Problem to work on: With the pictures left out, copy the listing below exactly.

'''

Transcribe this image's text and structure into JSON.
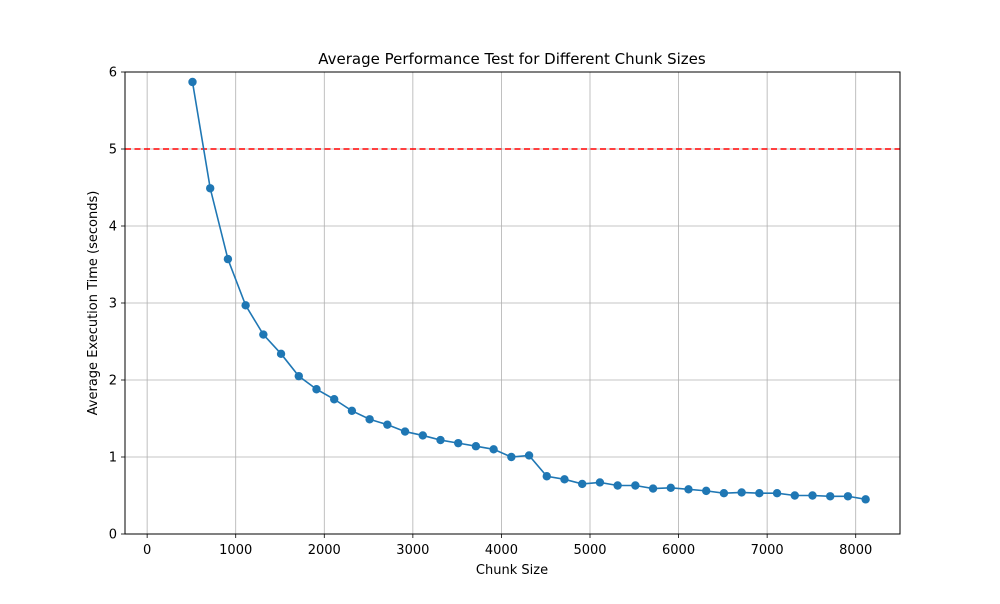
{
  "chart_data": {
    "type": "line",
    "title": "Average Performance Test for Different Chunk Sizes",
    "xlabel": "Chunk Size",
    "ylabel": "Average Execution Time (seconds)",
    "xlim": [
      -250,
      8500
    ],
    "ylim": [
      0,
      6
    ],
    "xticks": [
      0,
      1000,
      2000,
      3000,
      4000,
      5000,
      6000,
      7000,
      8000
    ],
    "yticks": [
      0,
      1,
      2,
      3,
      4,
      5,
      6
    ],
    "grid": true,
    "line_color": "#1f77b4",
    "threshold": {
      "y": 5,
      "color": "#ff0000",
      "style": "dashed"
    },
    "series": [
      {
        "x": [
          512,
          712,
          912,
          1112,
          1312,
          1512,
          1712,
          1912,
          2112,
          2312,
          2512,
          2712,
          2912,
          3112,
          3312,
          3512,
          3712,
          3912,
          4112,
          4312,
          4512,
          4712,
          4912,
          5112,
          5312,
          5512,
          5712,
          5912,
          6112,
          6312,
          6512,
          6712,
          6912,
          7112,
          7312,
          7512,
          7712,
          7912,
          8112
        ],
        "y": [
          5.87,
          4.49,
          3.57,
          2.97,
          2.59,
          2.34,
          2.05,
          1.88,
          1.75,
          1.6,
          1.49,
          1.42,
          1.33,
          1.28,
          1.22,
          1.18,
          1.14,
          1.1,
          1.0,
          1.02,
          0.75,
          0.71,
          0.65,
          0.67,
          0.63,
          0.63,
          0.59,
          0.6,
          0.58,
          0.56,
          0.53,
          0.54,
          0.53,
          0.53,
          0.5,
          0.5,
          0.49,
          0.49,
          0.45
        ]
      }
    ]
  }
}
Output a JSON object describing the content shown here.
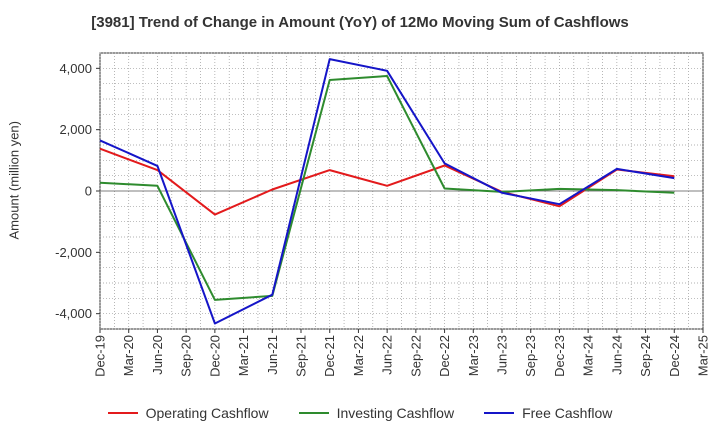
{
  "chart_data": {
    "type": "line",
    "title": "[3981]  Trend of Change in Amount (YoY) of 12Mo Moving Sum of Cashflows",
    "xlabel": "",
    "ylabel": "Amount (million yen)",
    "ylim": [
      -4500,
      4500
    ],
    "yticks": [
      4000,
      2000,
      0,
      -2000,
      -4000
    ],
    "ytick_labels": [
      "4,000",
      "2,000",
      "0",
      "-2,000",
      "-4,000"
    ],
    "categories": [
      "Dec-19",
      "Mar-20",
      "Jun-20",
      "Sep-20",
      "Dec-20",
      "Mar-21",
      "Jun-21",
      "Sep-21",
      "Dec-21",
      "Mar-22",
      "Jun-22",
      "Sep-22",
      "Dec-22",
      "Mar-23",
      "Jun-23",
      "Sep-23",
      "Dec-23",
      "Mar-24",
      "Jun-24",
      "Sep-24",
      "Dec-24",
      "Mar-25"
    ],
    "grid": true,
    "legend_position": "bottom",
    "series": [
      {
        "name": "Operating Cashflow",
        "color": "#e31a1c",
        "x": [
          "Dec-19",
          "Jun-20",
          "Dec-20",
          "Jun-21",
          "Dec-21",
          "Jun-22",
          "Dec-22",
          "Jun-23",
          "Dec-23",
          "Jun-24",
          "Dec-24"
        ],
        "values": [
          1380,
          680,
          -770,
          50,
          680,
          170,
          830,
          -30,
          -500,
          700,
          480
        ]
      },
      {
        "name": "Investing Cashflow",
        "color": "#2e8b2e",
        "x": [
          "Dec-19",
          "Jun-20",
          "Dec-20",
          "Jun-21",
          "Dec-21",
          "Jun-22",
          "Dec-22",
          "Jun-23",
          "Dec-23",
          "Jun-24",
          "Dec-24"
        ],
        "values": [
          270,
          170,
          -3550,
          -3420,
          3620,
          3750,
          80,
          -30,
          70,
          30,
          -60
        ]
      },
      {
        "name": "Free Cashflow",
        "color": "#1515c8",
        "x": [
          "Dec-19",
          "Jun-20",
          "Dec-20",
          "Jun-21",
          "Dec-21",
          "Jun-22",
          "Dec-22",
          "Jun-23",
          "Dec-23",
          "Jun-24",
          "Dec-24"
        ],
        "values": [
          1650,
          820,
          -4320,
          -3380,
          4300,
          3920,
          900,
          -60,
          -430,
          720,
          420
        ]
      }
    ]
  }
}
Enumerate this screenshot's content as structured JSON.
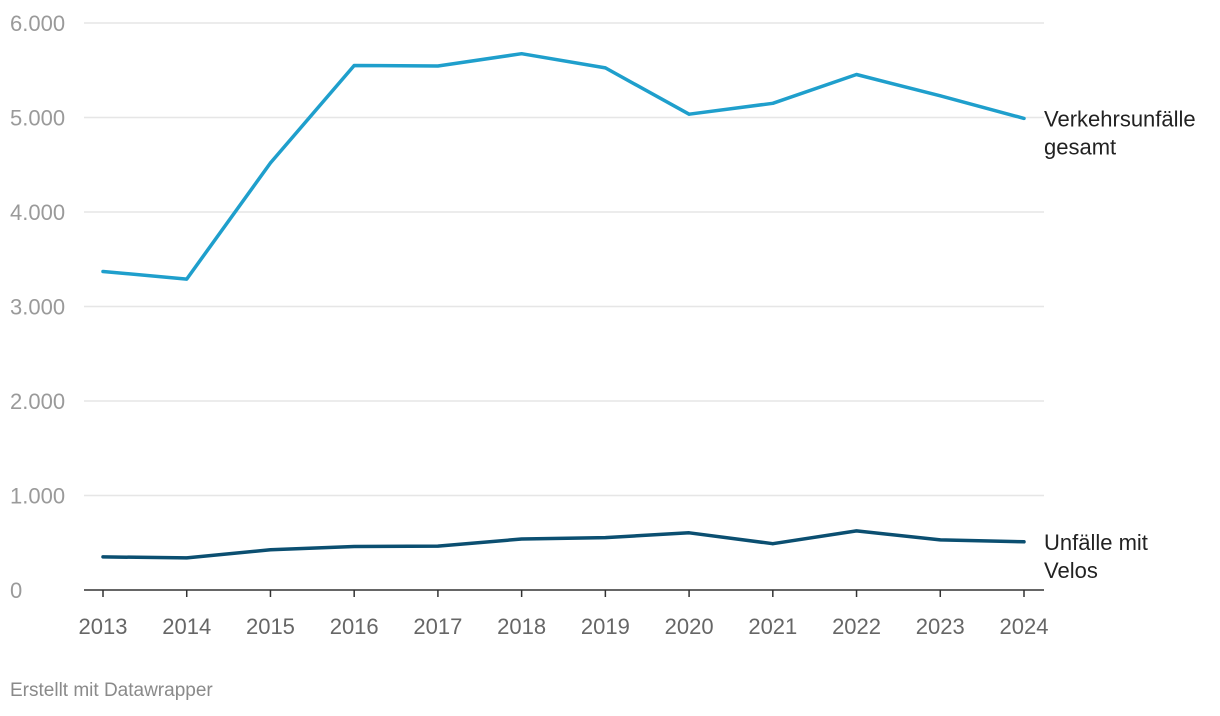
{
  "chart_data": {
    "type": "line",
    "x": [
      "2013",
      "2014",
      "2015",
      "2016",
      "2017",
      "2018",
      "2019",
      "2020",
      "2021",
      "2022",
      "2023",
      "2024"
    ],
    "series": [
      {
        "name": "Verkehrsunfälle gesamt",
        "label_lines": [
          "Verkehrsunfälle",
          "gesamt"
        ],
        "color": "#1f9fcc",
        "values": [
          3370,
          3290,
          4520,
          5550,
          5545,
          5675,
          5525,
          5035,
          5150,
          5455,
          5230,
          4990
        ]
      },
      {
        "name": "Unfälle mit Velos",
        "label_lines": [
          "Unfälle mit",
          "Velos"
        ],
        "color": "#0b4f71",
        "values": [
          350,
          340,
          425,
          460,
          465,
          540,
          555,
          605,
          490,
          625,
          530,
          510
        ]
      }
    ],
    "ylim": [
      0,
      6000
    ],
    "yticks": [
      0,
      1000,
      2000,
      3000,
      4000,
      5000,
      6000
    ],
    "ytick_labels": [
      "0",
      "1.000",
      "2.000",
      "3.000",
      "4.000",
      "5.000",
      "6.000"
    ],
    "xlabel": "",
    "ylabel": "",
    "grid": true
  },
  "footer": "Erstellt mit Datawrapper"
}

'''

Answer:
Transcribe this image's text and structure into JSON.
{
  "chart_data": {
    "type": "line",
    "title": "Average Performance Test for Different Chunk Sizes",
    "xlabel": "Chunk Size",
    "ylabel": "Average Execution Time (seconds)",
    "xlim": [
      -250,
      8500
    ],
    "ylim": [
      0,
      6
    ],
    "xticks": [
      0,
      1000,
      2000,
      3000,
      4000,
      5000,
      6000,
      7000,
      8000
    ],
    "yticks": [
      0,
      1,
      2,
      3,
      4,
      5,
      6
    ],
    "grid": true,
    "line_color": "#1f77b4",
    "threshold": {
      "y": 5,
      "color": "#ff0000",
      "style": "dashed"
    },
    "series": [
      {
        "x": [
          512,
          712,
          912,
          1112,
          1312,
          1512,
          1712,
          1912,
          2112,
          2312,
          2512,
          2712,
          2912,
          3112,
          3312,
          3512,
          3712,
          3912,
          4112,
          4312,
          4512,
          4712,
          4912,
          5112,
          5312,
          5512,
          5712,
          5912,
          6112,
          6312,
          6512,
          6712,
          6912,
          7112,
          7312,
          7512,
          7712,
          7912,
          8112
        ],
        "y": [
          5.87,
          4.49,
          3.57,
          2.97,
          2.59,
          2.34,
          2.05,
          1.88,
          1.75,
          1.6,
          1.49,
          1.42,
          1.33,
          1.28,
          1.22,
          1.18,
          1.14,
          1.1,
          1.0,
          1.02,
          0.75,
          0.71,
          0.65,
          0.67,
          0.63,
          0.63,
          0.59,
          0.6,
          0.58,
          0.56,
          0.53,
          0.54,
          0.53,
          0.53,
          0.5,
          0.5,
          0.49,
          0.49,
          0.45
        ]
      }
    ]
  }
}
Output a JSON object describing the content shown here.
{
  "chart_data": {
    "type": "line",
    "title": "[3981]  Trend of Change in Amount (YoY) of 12Mo Moving Sum of Cashflows",
    "xlabel": "",
    "ylabel": "Amount (million yen)",
    "ylim": [
      -4500,
      4500
    ],
    "yticks": [
      4000,
      2000,
      0,
      -2000,
      -4000
    ],
    "ytick_labels": [
      "4,000",
      "2,000",
      "0",
      "-2,000",
      "-4,000"
    ],
    "categories": [
      "Dec-19",
      "Mar-20",
      "Jun-20",
      "Sep-20",
      "Dec-20",
      "Mar-21",
      "Jun-21",
      "Sep-21",
      "Dec-21",
      "Mar-22",
      "Jun-22",
      "Sep-22",
      "Dec-22",
      "Mar-23",
      "Jun-23",
      "Sep-23",
      "Dec-23",
      "Mar-24",
      "Jun-24",
      "Sep-24",
      "Dec-24",
      "Mar-25"
    ],
    "grid": true,
    "legend_position": "bottom",
    "series": [
      {
        "name": "Operating Cashflow",
        "color": "#e31a1c",
        "x": [
          "Dec-19",
          "Jun-20",
          "Dec-20",
          "Jun-21",
          "Dec-21",
          "Jun-22",
          "Dec-22",
          "Jun-23",
          "Dec-23",
          "Jun-24",
          "Dec-24"
        ],
        "values": [
          1380,
          680,
          -770,
          50,
          680,
          170,
          830,
          -30,
          -500,
          700,
          480
        ]
      },
      {
        "name": "Investing Cashflow",
        "color": "#2e8b2e",
        "x": [
          "Dec-19",
          "Jun-20",
          "Dec-20",
          "Jun-21",
          "Dec-21",
          "Jun-22",
          "Dec-22",
          "Jun-23",
          "Dec-23",
          "Jun-24",
          "Dec-24"
        ],
        "values": [
          270,
          170,
          -3550,
          -3420,
          3620,
          3750,
          80,
          -30,
          70,
          30,
          -60
        ]
      },
      {
        "name": "Free Cashflow",
        "color": "#1515c8",
        "x": [
          "Dec-19",
          "Jun-20",
          "Dec-20",
          "Jun-21",
          "Dec-21",
          "Jun-22",
          "Dec-22",
          "Jun-23",
          "Dec-23",
          "Jun-24",
          "Dec-24"
        ],
        "values": [
          1650,
          820,
          -4320,
          -3380,
          4300,
          3920,
          900,
          -60,
          -430,
          720,
          420
        ]
      }
    ]
  }
}
Enumerate this screenshot's content as structured JSON.
{
  "chart_data": {
    "type": "line",
    "x": [
      "2013",
      "2014",
      "2015",
      "2016",
      "2017",
      "2018",
      "2019",
      "2020",
      "2021",
      "2022",
      "2023",
      "2024"
    ],
    "series": [
      {
        "name": "Verkehrsunfälle gesamt",
        "label_lines": [
          "Verkehrsunfälle",
          "gesamt"
        ],
        "color": "#1f9fcc",
        "values": [
          3370,
          3290,
          4520,
          5550,
          5545,
          5675,
          5525,
          5035,
          5150,
          5455,
          5230,
          4990
        ]
      },
      {
        "name": "Unfälle mit Velos",
        "label_lines": [
          "Unfälle mit",
          "Velos"
        ],
        "color": "#0b4f71",
        "values": [
          350,
          340,
          425,
          460,
          465,
          540,
          555,
          605,
          490,
          625,
          530,
          510
        ]
      }
    ],
    "ylim": [
      0,
      6000
    ],
    "yticks": [
      0,
      1000,
      2000,
      3000,
      4000,
      5000,
      6000
    ],
    "ytick_labels": [
      "0",
      "1.000",
      "2.000",
      "3.000",
      "4.000",
      "5.000",
      "6.000"
    ],
    "xlabel": "",
    "ylabel": "",
    "grid": true
  },
  "footer": "Erstellt mit Datawrapper"
}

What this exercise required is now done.